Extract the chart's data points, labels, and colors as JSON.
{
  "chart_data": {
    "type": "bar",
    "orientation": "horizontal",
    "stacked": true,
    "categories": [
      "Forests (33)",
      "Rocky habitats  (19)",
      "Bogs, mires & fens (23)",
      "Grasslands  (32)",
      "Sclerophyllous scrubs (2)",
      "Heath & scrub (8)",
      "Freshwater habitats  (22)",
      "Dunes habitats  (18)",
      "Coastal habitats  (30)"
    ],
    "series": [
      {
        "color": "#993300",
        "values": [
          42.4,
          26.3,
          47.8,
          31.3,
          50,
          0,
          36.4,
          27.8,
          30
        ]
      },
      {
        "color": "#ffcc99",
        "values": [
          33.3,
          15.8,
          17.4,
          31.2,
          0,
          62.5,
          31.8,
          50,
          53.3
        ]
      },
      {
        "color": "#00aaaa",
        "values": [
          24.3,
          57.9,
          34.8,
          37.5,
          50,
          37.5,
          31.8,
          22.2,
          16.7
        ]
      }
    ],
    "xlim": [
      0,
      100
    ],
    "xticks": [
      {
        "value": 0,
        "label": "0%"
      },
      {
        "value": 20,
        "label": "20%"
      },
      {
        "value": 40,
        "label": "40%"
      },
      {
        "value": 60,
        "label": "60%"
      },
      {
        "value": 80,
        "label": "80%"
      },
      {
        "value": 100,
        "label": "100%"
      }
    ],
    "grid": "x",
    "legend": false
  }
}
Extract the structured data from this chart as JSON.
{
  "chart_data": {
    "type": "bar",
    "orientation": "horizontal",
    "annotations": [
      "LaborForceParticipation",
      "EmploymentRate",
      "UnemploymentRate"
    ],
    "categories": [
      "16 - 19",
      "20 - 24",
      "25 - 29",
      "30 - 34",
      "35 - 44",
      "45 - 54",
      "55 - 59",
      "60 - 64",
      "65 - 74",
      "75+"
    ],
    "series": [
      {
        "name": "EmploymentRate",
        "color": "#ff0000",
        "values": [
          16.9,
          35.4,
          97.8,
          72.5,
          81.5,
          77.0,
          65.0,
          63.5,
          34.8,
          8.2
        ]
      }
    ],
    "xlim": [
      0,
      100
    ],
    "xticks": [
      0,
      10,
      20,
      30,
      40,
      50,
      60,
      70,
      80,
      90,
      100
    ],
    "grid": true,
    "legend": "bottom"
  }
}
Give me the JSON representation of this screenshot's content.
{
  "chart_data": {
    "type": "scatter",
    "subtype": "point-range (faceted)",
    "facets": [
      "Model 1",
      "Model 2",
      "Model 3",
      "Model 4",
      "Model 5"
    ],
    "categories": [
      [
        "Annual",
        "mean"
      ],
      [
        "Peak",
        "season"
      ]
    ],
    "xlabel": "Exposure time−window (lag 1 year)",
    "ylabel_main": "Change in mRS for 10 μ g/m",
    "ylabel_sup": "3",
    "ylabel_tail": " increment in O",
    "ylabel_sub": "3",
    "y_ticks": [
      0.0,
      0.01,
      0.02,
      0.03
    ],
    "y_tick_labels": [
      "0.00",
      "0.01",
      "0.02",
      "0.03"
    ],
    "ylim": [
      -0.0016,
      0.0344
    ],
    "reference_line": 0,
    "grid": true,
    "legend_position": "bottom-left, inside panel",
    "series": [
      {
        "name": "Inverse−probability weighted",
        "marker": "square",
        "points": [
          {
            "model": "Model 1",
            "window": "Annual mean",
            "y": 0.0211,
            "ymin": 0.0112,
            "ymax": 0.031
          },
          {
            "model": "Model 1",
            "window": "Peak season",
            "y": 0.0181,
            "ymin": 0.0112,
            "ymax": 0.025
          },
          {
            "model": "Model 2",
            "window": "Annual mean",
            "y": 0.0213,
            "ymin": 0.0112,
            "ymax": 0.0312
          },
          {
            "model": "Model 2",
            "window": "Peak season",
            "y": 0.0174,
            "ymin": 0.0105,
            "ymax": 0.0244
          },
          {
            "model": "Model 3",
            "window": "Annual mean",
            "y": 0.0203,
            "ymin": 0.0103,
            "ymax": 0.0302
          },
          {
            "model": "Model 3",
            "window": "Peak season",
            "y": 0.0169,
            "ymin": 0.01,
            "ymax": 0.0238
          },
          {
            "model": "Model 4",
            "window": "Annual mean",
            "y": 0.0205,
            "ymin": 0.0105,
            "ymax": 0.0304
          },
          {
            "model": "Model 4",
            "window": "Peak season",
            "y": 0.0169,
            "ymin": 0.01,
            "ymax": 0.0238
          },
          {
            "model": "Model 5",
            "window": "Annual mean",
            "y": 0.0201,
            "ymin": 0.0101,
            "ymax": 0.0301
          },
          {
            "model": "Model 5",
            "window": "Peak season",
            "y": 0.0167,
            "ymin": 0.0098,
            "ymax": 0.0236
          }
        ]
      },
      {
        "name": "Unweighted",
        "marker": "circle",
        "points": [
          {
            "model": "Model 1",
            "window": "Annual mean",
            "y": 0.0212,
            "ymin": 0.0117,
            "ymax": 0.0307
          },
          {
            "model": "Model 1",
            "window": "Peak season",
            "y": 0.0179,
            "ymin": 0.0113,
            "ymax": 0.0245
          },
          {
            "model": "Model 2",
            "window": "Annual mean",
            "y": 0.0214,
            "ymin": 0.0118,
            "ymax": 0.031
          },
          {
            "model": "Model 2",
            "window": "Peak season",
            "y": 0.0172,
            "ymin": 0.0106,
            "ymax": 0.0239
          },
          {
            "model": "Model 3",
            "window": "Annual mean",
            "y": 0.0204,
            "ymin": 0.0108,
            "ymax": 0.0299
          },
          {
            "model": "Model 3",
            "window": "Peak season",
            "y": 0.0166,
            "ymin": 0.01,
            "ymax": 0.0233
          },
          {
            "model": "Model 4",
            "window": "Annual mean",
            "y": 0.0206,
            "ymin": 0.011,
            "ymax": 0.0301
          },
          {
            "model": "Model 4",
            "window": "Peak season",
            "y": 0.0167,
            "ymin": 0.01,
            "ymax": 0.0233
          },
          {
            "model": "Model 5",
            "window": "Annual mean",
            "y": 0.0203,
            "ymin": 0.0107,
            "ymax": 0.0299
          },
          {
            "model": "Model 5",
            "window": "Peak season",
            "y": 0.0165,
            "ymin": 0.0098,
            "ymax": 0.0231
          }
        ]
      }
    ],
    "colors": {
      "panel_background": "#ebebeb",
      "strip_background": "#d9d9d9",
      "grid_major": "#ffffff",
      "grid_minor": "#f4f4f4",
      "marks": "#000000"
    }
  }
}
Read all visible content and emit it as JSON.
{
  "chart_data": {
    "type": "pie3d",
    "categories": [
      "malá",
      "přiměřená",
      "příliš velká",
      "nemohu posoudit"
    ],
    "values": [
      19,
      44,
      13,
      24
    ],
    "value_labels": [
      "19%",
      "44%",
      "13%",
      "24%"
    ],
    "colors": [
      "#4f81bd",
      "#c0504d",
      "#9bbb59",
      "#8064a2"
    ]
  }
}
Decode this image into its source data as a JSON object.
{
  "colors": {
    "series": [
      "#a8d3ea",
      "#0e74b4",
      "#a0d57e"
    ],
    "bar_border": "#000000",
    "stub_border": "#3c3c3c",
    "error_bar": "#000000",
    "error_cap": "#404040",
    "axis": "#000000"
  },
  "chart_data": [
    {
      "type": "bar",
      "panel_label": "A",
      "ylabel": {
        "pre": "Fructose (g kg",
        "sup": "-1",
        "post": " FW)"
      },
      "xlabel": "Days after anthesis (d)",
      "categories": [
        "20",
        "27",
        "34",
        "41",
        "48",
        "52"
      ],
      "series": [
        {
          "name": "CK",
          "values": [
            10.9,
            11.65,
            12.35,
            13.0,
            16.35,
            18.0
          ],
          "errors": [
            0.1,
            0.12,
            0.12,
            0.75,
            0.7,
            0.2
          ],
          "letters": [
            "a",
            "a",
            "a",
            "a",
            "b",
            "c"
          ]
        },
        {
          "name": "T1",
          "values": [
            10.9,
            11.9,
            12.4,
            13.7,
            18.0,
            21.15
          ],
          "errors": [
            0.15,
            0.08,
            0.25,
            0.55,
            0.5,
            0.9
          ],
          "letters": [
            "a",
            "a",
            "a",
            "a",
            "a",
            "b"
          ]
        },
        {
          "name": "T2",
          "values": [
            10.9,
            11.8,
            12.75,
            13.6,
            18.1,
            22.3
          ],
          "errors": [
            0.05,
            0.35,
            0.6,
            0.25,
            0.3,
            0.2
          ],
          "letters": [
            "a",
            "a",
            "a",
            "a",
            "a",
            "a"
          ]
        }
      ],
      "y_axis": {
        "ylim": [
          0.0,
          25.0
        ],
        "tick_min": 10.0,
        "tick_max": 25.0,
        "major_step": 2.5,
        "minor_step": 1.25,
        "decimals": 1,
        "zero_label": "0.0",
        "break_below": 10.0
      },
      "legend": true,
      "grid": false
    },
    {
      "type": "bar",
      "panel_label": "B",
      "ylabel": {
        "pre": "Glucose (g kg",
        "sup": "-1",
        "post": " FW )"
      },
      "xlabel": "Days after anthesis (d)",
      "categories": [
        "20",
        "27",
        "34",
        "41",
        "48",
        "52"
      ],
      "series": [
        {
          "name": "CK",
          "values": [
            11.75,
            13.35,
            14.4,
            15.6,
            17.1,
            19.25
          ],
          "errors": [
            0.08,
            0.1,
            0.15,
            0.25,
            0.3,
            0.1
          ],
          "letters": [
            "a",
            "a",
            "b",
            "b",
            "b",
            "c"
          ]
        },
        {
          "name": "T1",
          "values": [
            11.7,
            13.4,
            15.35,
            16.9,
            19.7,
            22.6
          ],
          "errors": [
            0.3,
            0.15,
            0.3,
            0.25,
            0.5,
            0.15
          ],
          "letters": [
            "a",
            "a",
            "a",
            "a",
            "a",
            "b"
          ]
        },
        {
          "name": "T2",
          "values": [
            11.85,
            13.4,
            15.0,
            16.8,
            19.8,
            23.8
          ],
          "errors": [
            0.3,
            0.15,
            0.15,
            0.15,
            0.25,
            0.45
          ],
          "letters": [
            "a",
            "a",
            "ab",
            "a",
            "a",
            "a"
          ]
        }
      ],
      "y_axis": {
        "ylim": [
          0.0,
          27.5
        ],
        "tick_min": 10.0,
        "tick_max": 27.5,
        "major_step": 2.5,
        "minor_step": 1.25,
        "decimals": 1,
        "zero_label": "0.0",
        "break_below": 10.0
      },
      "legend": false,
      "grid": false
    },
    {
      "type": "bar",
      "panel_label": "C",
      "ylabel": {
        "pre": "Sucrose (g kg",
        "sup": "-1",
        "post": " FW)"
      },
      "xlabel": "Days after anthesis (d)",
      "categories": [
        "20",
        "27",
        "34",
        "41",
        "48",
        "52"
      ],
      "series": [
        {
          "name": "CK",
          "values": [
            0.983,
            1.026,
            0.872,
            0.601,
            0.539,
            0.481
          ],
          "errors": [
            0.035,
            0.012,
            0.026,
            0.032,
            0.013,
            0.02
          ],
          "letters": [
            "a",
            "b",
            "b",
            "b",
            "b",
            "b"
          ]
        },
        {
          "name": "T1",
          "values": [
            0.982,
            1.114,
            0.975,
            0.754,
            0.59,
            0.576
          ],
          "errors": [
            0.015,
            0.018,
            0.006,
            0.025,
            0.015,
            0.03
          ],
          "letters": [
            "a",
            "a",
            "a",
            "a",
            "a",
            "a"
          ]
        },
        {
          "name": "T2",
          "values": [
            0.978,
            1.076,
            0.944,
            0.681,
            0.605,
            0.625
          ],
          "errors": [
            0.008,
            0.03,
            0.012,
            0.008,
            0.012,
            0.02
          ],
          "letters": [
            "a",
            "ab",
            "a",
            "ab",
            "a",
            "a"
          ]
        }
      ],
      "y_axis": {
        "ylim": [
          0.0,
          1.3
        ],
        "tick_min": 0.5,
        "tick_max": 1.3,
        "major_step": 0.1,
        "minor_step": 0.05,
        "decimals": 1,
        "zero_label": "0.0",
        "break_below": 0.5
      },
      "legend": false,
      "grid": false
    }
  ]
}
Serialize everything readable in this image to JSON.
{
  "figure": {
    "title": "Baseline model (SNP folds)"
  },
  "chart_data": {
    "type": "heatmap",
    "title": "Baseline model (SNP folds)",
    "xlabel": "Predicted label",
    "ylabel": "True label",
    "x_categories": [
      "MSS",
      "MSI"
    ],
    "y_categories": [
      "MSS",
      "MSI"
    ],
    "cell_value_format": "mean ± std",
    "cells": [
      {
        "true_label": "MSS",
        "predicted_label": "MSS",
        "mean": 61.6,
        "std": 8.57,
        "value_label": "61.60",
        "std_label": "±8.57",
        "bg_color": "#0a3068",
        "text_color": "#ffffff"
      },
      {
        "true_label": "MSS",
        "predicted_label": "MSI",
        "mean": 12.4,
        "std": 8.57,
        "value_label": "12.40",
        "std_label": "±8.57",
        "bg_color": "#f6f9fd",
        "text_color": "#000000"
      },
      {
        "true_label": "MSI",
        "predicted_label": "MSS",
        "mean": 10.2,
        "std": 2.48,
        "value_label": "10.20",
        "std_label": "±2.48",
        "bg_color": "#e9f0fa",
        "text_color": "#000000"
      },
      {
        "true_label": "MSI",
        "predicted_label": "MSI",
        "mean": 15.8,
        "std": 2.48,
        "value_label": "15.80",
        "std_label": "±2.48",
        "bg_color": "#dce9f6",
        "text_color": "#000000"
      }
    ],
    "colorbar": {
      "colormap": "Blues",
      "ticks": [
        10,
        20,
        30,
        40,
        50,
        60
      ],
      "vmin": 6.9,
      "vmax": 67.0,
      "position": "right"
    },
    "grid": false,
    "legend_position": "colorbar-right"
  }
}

..............................

Copy each line containing the word "Baseline" from the data.

    "title": "Baseline model (SNP folds)"
    "title": "Baseline model (SNP folds)",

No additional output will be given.